BEGIN Information given

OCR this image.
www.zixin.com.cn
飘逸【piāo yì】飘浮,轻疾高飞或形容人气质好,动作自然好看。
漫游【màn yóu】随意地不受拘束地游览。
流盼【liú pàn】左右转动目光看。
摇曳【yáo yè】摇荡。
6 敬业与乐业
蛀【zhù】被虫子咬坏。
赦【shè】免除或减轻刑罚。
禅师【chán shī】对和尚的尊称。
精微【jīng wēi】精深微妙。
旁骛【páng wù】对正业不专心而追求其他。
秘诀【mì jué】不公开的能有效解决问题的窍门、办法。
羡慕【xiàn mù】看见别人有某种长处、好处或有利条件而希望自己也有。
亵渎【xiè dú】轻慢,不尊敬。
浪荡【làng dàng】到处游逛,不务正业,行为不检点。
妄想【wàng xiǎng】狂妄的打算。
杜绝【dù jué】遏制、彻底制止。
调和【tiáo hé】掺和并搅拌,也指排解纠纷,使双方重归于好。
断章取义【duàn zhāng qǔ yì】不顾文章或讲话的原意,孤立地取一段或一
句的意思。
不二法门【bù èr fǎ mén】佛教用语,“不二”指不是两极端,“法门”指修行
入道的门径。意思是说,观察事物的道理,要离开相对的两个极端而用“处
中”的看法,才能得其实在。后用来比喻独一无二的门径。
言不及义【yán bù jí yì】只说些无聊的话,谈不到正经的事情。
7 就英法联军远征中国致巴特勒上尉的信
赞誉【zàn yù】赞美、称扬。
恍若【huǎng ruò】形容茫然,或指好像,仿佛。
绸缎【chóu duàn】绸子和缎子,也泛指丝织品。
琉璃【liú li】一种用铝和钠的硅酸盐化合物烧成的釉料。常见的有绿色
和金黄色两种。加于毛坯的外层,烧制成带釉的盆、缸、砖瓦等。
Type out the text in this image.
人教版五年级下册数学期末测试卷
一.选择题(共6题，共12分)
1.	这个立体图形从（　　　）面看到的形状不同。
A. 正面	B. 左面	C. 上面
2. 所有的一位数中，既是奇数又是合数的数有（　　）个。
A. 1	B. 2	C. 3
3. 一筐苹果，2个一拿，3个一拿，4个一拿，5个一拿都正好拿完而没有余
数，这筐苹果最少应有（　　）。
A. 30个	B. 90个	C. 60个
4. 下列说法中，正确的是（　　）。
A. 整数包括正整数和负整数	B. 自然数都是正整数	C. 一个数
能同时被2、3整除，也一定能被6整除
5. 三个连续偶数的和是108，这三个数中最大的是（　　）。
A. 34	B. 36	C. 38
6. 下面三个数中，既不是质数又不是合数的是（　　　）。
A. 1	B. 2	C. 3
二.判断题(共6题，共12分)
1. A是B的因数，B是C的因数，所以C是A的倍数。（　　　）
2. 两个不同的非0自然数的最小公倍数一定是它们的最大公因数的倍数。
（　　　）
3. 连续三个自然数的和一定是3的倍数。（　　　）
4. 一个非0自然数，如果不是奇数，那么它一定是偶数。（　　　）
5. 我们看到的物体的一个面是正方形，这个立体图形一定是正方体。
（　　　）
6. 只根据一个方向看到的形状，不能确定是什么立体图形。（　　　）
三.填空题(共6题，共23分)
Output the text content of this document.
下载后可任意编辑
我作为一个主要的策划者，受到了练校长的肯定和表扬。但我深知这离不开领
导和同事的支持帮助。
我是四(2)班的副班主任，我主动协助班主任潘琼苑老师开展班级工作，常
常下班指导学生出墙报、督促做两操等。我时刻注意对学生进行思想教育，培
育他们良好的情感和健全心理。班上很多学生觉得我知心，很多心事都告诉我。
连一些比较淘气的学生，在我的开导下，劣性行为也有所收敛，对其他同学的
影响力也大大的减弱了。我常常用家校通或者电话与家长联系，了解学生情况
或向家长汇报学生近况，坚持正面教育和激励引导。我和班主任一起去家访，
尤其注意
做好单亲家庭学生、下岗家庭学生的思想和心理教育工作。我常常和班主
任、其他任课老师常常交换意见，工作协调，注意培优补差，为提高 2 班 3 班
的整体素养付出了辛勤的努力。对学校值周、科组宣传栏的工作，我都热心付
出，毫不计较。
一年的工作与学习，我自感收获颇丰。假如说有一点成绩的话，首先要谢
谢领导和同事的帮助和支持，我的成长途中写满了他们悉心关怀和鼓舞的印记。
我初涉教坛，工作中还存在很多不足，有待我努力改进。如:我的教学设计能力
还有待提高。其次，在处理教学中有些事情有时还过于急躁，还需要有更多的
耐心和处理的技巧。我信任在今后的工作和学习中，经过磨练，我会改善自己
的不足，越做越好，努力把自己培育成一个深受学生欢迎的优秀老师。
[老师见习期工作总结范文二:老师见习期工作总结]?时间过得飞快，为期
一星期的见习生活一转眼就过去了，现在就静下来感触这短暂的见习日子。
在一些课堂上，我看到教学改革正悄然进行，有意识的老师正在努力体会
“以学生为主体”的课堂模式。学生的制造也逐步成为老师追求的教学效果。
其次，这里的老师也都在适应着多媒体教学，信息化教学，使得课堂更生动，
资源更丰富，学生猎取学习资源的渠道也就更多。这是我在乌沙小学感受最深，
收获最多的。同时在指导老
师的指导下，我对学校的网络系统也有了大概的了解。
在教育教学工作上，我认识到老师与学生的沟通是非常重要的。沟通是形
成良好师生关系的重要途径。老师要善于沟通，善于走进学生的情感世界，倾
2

END Information given

### [Instructions to follow]
Look for the word "duàn" in every line of the listing and copy the lines that have it.

### [Full response]
断章取义【duàn zhāng qǔ yì】不顾文章或讲话的原意,孤立地取一段或一
绸缎【chóu duàn】绸子和缎子,也泛指丝织品。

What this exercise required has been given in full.